** begin **
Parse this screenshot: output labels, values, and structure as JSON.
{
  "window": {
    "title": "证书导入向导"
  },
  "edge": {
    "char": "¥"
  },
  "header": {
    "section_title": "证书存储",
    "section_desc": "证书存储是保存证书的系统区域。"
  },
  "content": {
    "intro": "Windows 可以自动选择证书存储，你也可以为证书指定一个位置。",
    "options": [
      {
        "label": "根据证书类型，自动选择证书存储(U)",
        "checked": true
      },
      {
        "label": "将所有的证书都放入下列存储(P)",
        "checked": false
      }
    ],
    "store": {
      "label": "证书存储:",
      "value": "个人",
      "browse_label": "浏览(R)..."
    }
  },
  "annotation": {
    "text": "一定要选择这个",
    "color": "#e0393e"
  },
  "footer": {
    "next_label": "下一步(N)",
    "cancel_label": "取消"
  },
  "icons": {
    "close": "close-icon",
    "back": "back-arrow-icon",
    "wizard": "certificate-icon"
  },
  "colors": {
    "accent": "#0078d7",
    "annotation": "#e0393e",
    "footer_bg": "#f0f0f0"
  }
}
** end **
● WHAT YOU ARE ASKED TO DO
Write out every record, exactly as written.

● TASK RESPONSE
Parse this screenshot: output labels, values, and structure as JSON.
{
  "window": {
    "title": "证书导入向导"
  },
  "edge": {
    "char": "¥"
  },
  "header": {
    "section_title": "证书存储",
    "section_desc": "证书存储是保存证书的系统区域。"
  },
  "content": {
    "intro": "Windows 可以自动选择证书存储，你也可以为证书指定一个位置。",
    "options": [
      {
        "label": "根据证书类型，自动选择证书存储(U)",
        "checked": true
      },
      {
        "label": "将所有的证书都放入下列存储(P)",
        "checked": false
      }
    ],
    "store": {
      "label": "证书存储:",
      "value": "个人",
      "browse_label": "浏览(R)..."
    }
  },
  "annotation": {
    "text": "一定要选择这个",
    "color": "#e0393e"
  },
  "footer": {
    "next_label": "下一步(N)",
    "cancel_label": "取消"
  },
  "icons": {
    "close": "close-icon",
    "back": "back-arrow-icon",
    "wizard": "certificate-icon"
  },
  "colors": {
    "accent": "#0078d7",
    "annotation": "#e0393e",
    "footer_bg": "#f0f0f0"
  }
}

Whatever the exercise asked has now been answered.